• What you should do
Copy nothing but the text: repeat each entry exactly and drop the images.

▬▬▬▬▬▬▬▬▬▬

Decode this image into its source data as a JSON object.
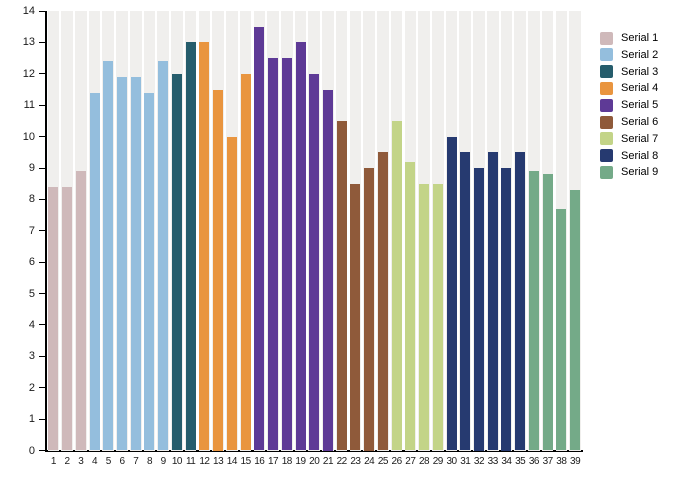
{
  "chart_data": {
    "type": "bar",
    "title": "",
    "xlabel": "",
    "ylabel": "",
    "ylim": [
      0,
      14
    ],
    "yticks": [
      0,
      1,
      2,
      3,
      4,
      5,
      6,
      7,
      8,
      9,
      10,
      11,
      12,
      13,
      14
    ],
    "categories": [
      1,
      2,
      3,
      4,
      5,
      6,
      7,
      8,
      9,
      10,
      11,
      12,
      13,
      14,
      15,
      16,
      17,
      18,
      19,
      20,
      21,
      22,
      23,
      24,
      25,
      26,
      27,
      28,
      29,
      30,
      31,
      32,
      33,
      34,
      35,
      36,
      37,
      38,
      39
    ],
    "grid": "vertical column bands only, no horizontal gridlines",
    "plot_band_color": "#f0efed",
    "axis_color": "#000000",
    "legend_position": "right",
    "series": [
      {
        "name": "Serial 1",
        "color": "#cfb9ba",
        "x": [
          1,
          2,
          3
        ],
        "values": [
          8.4,
          8.4,
          8.9
        ]
      },
      {
        "name": "Serial 2",
        "color": "#94bedd",
        "x": [
          4,
          5,
          6,
          7,
          8,
          9
        ],
        "values": [
          11.4,
          12.4,
          11.9,
          11.9,
          11.4,
          12.4
        ]
      },
      {
        "name": "Serial 3",
        "color": "#265d6c",
        "x": [
          10,
          11
        ],
        "values": [
          12.0,
          13.0
        ]
      },
      {
        "name": "Serial 4",
        "color": "#e9953f",
        "x": [
          12,
          13,
          14,
          15
        ],
        "values": [
          13.0,
          11.5,
          10.0,
          12.0
        ]
      },
      {
        "name": "Serial 5",
        "color": "#5e3a96",
        "x": [
          16,
          17,
          18,
          19,
          20,
          21
        ],
        "values": [
          13.5,
          12.5,
          12.5,
          13.0,
          12.0,
          11.5
        ]
      },
      {
        "name": "Serial 6",
        "color": "#8f5a3a",
        "x": [
          22,
          23,
          24,
          25
        ],
        "values": [
          10.5,
          8.5,
          9.0,
          9.5
        ]
      },
      {
        "name": "Serial 7",
        "color": "#c3d488",
        "x": [
          26,
          27,
          28,
          29
        ],
        "values": [
          10.5,
          9.2,
          8.5,
          8.5
        ]
      },
      {
        "name": "Serial 8",
        "color": "#263a70",
        "x": [
          30,
          31,
          32,
          33,
          34,
          35
        ],
        "values": [
          10.0,
          9.5,
          9.0,
          9.5,
          9.0,
          9.5
        ]
      },
      {
        "name": "Serial 9",
        "color": "#74aa88",
        "x": [
          36,
          37,
          38,
          39
        ],
        "values": [
          8.9,
          8.8,
          7.7,
          8.3
        ]
      }
    ]
  },
  "legend": {
    "items": [
      {
        "label": "Serial 1",
        "color": "#cfb9ba"
      },
      {
        "label": "Serial 2",
        "color": "#94bedd"
      },
      {
        "label": "Serial 3",
        "color": "#265d6c"
      },
      {
        "label": "Serial 4",
        "color": "#e9953f"
      },
      {
        "label": "Serial 5",
        "color": "#5e3a96"
      },
      {
        "label": "Serial 6",
        "color": "#8f5a3a"
      },
      {
        "label": "Serial 7",
        "color": "#c3d488"
      },
      {
        "label": "Serial 8",
        "color": "#263a70"
      },
      {
        "label": "Serial 9",
        "color": "#74aa88"
      }
    ]
  }
}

▬▬▬▬▬▬▬▬▬▬

• Task response
Decode this image into its source data as a JSON object.
{
  "chart_data": {
    "type": "bar",
    "title": "",
    "xlabel": "",
    "ylabel": "",
    "ylim": [
      0,
      14
    ],
    "yticks": [
      0,
      1,
      2,
      3,
      4,
      5,
      6,
      7,
      8,
      9,
      10,
      11,
      12,
      13,
      14
    ],
    "categories": [
      1,
      2,
      3,
      4,
      5,
      6,
      7,
      8,
      9,
      10,
      11,
      12,
      13,
      14,
      15,
      16,
      17,
      18,
      19,
      20,
      21,
      22,
      23,
      24,
      25,
      26,
      27,
      28,
      29,
      30,
      31,
      32,
      33,
      34,
      35,
      36,
      37,
      38,
      39
    ],
    "grid": "vertical column bands only, no horizontal gridlines",
    "plot_band_color": "#f0efed",
    "axis_color": "#000000",
    "legend_position": "right",
    "series": [
      {
        "name": "Serial 1",
        "color": "#cfb9ba",
        "x": [
          1,
          2,
          3
        ],
        "values": [
          8.4,
          8.4,
          8.9
        ]
      },
      {
        "name": "Serial 2",
        "color": "#94bedd",
        "x": [
          4,
          5,
          6,
          7,
          8,
          9
        ],
        "values": [
          11.4,
          12.4,
          11.9,
          11.9,
          11.4,
          12.4
        ]
      },
      {
        "name": "Serial 3",
        "color": "#265d6c",
        "x": [
          10,
          11
        ],
        "values": [
          12.0,
          13.0
        ]
      },
      {
        "name": "Serial 4",
        "color": "#e9953f",
        "x": [
          12,
          13,
          14,
          15
        ],
        "values": [
          13.0,
          11.5,
          10.0,
          12.0
        ]
      },
      {
        "name": "Serial 5",
        "color": "#5e3a96",
        "x": [
          16,
          17,
          18,
          19,
          20,
          21
        ],
        "values": [
          13.5,
          12.5,
          12.5,
          13.0,
          12.0,
          11.5
        ]
      },
      {
        "name": "Serial 6",
        "color": "#8f5a3a",
        "x": [
          22,
          23,
          24,
          25
        ],
        "values": [
          10.5,
          8.5,
          9.0,
          9.5
        ]
      },
      {
        "name": "Serial 7",
        "color": "#c3d488",
        "x": [
          26,
          27,
          28,
          29
        ],
        "values": [
          10.5,
          9.2,
          8.5,
          8.5
        ]
      },
      {
        "name": "Serial 8",
        "color": "#263a70",
        "x": [
          30,
          31,
          32,
          33,
          34,
          35
        ],
        "values": [
          10.0,
          9.5,
          9.0,
          9.5,
          9.0,
          9.5
        ]
      },
      {
        "name": "Serial 9",
        "color": "#74aa88",
        "x": [
          36,
          37,
          38,
          39
        ],
        "values": [
          8.9,
          8.8,
          7.7,
          8.3
        ]
      }
    ]
  },
  "legend": {
    "items": [
      {
        "label": "Serial 1",
        "color": "#cfb9ba"
      },
      {
        "label": "Serial 2",
        "color": "#94bedd"
      },
      {
        "label": "Serial 3",
        "color": "#265d6c"
      },
      {
        "label": "Serial 4",
        "color": "#e9953f"
      },
      {
        "label": "Serial 5",
        "color": "#5e3a96"
      },
      {
        "label": "Serial 6",
        "color": "#8f5a3a"
      },
      {
        "label": "Serial 7",
        "color": "#c3d488"
      },
      {
        "label": "Serial 8",
        "color": "#263a70"
      },
      {
        "label": "Serial 9",
        "color": "#74aa88"
      }
    ]
  }
}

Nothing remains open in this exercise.